### SUPPLIED DATA
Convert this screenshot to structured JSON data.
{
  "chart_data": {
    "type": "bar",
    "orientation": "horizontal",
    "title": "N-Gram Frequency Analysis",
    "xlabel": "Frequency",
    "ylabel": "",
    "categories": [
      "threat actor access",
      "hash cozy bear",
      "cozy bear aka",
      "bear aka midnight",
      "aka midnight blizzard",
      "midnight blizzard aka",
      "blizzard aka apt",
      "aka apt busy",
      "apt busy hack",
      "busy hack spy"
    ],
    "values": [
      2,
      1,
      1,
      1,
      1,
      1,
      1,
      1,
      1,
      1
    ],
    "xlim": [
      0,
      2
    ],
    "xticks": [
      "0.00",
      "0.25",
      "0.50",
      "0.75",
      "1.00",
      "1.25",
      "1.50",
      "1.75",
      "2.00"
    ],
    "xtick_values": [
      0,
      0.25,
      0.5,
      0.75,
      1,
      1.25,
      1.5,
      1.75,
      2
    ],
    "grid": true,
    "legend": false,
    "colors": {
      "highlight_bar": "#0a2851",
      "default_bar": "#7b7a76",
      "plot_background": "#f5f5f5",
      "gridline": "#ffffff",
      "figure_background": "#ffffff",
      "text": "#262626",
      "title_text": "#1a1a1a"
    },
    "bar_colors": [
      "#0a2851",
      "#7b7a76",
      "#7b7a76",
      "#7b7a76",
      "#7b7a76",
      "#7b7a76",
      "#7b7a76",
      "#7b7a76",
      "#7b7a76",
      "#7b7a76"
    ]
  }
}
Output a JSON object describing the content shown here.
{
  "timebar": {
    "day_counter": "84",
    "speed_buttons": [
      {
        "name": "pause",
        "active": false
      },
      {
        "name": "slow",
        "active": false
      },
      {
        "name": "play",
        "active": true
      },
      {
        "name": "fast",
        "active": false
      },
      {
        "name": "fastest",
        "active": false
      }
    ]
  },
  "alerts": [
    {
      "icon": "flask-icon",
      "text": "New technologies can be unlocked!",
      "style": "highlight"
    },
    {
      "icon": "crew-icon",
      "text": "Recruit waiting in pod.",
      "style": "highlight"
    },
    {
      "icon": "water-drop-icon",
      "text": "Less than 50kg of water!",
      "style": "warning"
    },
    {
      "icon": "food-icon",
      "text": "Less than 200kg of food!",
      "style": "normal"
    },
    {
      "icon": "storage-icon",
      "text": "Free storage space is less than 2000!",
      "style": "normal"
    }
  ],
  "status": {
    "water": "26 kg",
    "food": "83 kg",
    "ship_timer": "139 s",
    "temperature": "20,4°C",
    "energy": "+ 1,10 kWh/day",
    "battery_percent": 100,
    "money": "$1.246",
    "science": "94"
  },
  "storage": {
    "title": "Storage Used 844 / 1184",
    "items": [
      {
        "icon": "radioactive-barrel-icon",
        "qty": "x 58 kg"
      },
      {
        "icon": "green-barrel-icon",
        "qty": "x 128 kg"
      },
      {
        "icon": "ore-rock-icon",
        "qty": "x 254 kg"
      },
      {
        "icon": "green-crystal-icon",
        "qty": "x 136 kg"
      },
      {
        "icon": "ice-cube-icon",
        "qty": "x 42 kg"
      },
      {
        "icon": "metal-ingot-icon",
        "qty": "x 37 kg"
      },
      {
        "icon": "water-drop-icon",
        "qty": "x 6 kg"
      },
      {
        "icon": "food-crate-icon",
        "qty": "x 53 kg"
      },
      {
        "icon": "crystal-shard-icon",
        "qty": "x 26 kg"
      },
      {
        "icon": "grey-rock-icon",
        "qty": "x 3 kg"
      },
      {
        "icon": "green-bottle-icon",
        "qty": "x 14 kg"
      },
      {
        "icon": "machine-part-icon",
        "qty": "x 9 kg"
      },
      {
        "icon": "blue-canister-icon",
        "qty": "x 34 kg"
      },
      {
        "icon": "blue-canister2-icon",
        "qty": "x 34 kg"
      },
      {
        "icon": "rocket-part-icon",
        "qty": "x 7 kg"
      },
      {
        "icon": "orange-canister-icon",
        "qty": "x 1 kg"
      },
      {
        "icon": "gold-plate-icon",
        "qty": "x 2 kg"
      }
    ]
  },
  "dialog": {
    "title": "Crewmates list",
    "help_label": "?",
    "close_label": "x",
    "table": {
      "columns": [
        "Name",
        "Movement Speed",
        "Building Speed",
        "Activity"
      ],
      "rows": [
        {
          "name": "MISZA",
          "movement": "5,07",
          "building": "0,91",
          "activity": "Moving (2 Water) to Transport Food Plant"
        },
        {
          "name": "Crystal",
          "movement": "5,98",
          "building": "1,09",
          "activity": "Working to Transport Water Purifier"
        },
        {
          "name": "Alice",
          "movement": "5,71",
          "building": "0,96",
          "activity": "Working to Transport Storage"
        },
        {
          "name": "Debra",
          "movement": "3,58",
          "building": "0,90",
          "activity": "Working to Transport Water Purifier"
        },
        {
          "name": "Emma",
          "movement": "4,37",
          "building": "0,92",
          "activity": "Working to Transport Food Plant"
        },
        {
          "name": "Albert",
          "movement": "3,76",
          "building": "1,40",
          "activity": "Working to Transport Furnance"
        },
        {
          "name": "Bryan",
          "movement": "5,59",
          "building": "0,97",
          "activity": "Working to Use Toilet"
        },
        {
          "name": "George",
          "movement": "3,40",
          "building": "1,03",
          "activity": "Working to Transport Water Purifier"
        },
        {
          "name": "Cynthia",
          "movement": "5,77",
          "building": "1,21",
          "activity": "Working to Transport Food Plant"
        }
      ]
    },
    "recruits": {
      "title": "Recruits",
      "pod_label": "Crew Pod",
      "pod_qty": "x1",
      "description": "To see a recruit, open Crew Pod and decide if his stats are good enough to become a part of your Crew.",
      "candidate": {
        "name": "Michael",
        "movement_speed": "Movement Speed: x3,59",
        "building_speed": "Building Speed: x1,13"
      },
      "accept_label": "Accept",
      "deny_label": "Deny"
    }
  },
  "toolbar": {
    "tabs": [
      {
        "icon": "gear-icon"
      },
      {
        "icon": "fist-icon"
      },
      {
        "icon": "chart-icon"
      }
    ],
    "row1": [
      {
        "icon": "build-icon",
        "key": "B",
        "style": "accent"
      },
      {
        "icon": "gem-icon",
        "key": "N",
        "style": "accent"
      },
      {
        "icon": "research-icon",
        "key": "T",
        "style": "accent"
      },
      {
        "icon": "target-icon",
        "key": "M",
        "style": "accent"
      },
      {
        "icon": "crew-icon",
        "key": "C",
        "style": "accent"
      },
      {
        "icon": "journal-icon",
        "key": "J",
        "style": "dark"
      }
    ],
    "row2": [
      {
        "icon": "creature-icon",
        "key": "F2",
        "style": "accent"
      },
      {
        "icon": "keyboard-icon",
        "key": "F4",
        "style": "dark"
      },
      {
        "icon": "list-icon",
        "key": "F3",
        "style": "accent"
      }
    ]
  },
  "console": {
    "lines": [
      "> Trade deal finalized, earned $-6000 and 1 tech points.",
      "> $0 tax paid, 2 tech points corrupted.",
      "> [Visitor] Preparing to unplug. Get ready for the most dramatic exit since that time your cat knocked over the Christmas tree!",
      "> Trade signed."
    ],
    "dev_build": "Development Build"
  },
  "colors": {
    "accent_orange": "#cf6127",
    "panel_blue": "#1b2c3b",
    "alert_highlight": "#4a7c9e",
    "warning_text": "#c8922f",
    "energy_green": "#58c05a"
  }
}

### WORK REQUIRED
Exactly reproduce every line of the records.

### WRITTEN REPLY
Convert this screenshot to structured JSON data.
{
  "chart_data": {
    "type": "bar",
    "orientation": "horizontal",
    "title": "N-Gram Frequency Analysis",
    "xlabel": "Frequency",
    "ylabel": "",
    "categories": [
      "threat actor access",
      "hash cozy bear",
      "cozy bear aka",
      "bear aka midnight",
      "aka midnight blizzard",
      "midnight blizzard aka",
      "blizzard aka apt",
      "aka apt busy",
      "apt busy hack",
      "busy hack spy"
    ],
    "values": [
      2,
      1,
      1,
      1,
      1,
      1,
      1,
      1,
      1,
      1
    ],
    "xlim": [
      0,
      2
    ],
    "xticks": [
      "0.00",
      "0.25",
      "0.50",
      "0.75",
      "1.00",
      "1.25",
      "1.50",
      "1.75",
      "2.00"
    ],
    "xtick_values": [
      0,
      0.25,
      0.5,
      0.75,
      1,
      1.25,
      1.5,
      1.75,
      2
    ],
    "grid": true,
    "legend": false,
    "colors": {
      "highlight_bar": "#0a2851",
      "default_bar": "#7b7a76",
      "plot_background": "#f5f5f5",
      "gridline": "#ffffff",
      "figure_background": "#ffffff",
      "text": "#262626",
      "title_text": "#1a1a1a"
    },
    "bar_colors": [
      "#0a2851",
      "#7b7a76",
      "#7b7a76",
      "#7b7a76",
      "#7b7a76",
      "#7b7a76",
      "#7b7a76",
      "#7b7a76",
      "#7b7a76",
      "#7b7a76"
    ]
  }
}
Output a JSON object describing the content shown here.
{
  "timebar": {
    "day_counter": "84",
    "speed_buttons": [
      {
        "name": "pause",
        "active": false
      },
      {
        "name": "slow",
        "active": false
      },
      {
        "name": "play",
        "active": true
      },
      {
        "name": "fast",
        "active": false
      },
      {
        "name": "fastest",
        "active": false
      }
    ]
  },
  "alerts": [
    {
      "icon": "flask-icon",
      "text": "New technologies can be unlocked!",
      "style": "highlight"
    },
    {
      "icon": "crew-icon",
      "text": "Recruit waiting in pod.",
      "style": "highlight"
    },
    {
      "icon": "water-drop-icon",
      "text": "Less than 50kg of water!",
      "style": "warning"
    },
    {
      "icon": "food-icon",
      "text": "Less than 200kg of food!",
      "style": "normal"
    },
    {
      "icon": "storage-icon",
      "text": "Free storage space is less than 2000!",
      "style": "normal"
    }
  ],
  "status": {
    "water": "26 kg",
    "food": "83 kg",
    "ship_timer": "139 s",
    "temperature": "20,4°C",
    "energy": "+ 1,10 kWh/day",
    "battery_percent": 100,
    "money": "$1.246",
    "science": "94"
  },
  "storage": {
    "title": "Storage Used 844 / 1184",
    "items": [
      {
        "icon": "radioactive-barrel-icon",
        "qty": "x 58 kg"
      },
      {
        "icon": "green-barrel-icon",
        "qty": "x 128 kg"
      },
      {
        "icon": "ore-rock-icon",
        "qty": "x 254 kg"
      },
      {
        "icon": "green-crystal-icon",
        "qty": "x 136 kg"
      },
      {
        "icon": "ice-cube-icon",
        "qty": "x 42 kg"
      },
      {
        "icon": "metal-ingot-icon",
        "qty": "x 37 kg"
      },
      {
        "icon": "water-drop-icon",
        "qty": "x 6 kg"
      },
      {
        "icon": "food-crate-icon",
        "qty": "x 53 kg"
      },
      {
        "icon": "crystal-shard-icon",
        "qty": "x 26 kg"
      },
      {
        "icon": "grey-rock-icon",
        "qty": "x 3 kg"
      },
      {
        "icon": "green-bottle-icon",
        "qty": "x 14 kg"
      },
      {
        "icon": "machine-part-icon",
        "qty": "x 9 kg"
      },
      {
        "icon": "blue-canister-icon",
        "qty": "x 34 kg"
      },
      {
        "icon": "blue-canister2-icon",
        "qty": "x 34 kg"
      },
      {
        "icon": "rocket-part-icon",
        "qty": "x 7 kg"
      },
      {
        "icon": "orange-canister-icon",
        "qty": "x 1 kg"
      },
      {
        "icon": "gold-plate-icon",
        "qty": "x 2 kg"
      }
    ]
  },
  "dialog": {
    "title": "Crewmates list",
    "help_label": "?",
    "close_label": "x",
    "table": {
      "columns": [
        "Name",
        "Movement Speed",
        "Building Speed",
        "Activity"
      ],
      "rows": [
        {
          "name": "MISZA",
          "movement": "5,07",
          "building": "0,91",
          "activity": "Moving (2 Water) to Transport Food Plant"
        },
        {
          "name": "Crystal",
          "movement": "5,98",
          "building": "1,09",
          "activity": "Working to Transport Water Purifier"
        },
        {
          "name": "Alice",
          "movement": "5,71",
          "building": "0,96",
          "activity": "Working to Transport Storage"
        },
        {
          "name": "Debra",
          "movement": "3,58",
          "building": "0,90",
          "activity": "Working to Transport Water Purifier"
        },
        {
          "name": "Emma",
          "movement": "4,37",
          "building": "0,92",
          "activity": "Working to Transport Food Plant"
        },
        {
          "name": "Albert",
          "movement": "3,76",
          "building": "1,40",
          "activity": "Working to Transport Furnance"
        },
        {
          "name": "Bryan",
          "movement": "5,59",
          "building": "0,97",
          "activity": "Working to Use Toilet"
        },
        {
          "name": "George",
          "movement": "3,40",
          "building": "1,03",
          "activity": "Working to Transport Water Purifier"
        },
        {
          "name": "Cynthia",
          "movement": "5,77",
          "building": "1,21",
          "activity": "Working to Transport Food Plant"
        }
      ]
    },
    "recruits": {
      "title": "Recruits",
      "pod_label": "Crew Pod",
      "pod_qty": "x1",
      "description": "To see a recruit, open Crew Pod and decide if his stats are good enough to become a part of your Crew.",
      "candidate": {
        "name": "Michael",
        "movement_speed": "Movement Speed: x3,59",
        "building_speed": "Building Speed: x1,13"
      },
      "accept_label": "Accept",
      "deny_label": "Deny"
    }
  },
  "toolbar": {
    "tabs": [
      {
        "icon": "gear-icon"
      },
      {
        "icon": "fist-icon"
      },
      {
        "icon": "chart-icon"
      }
    ],
    "row1": [
      {
        "icon": "build-icon",
        "key": "B",
        "style": "accent"
      },
      {
        "icon": "gem-icon",
        "key": "N",
        "style": "accent"
      },
      {
        "icon": "research-icon",
        "key": "T",
        "style": "accent"
      },
      {
        "icon": "target-icon",
        "key": "M",
        "style": "accent"
      },
      {
        "icon": "crew-icon",
        "key": "C",
        "style": "accent"
      },
      {
        "icon": "journal-icon",
        "key": "J",
        "style": "dark"
      }
    ],
    "row2": [
      {
        "icon": "creature-icon",
        "key": "F2",
        "style": "accent"
      },
      {
        "icon": "keyboard-icon",
        "key": "F4",
        "style": "dark"
      },
      {
        "icon": "list-icon",
        "key": "F3",
        "style": "accent"
      }
    ]
  },
  "console": {
    "lines": [
      "> Trade deal finalized, earned $-6000 and 1 tech points.",
      "> $0 tax paid, 2 tech points corrupted.",
      "> [Visitor] Preparing to unplug. Get ready for the most dramatic exit since that time your cat knocked over the Christmas tree!",
      "> Trade signed."
    ],
    "dev_build": "Development Build"
  },
  "colors": {
    "accent_orange": "#cf6127",
    "panel_blue": "#1b2c3b",
    "alert_highlight": "#4a7c9e",
    "warning_text": "#c8922f",
    "energy_green": "#58c05a"
  }
}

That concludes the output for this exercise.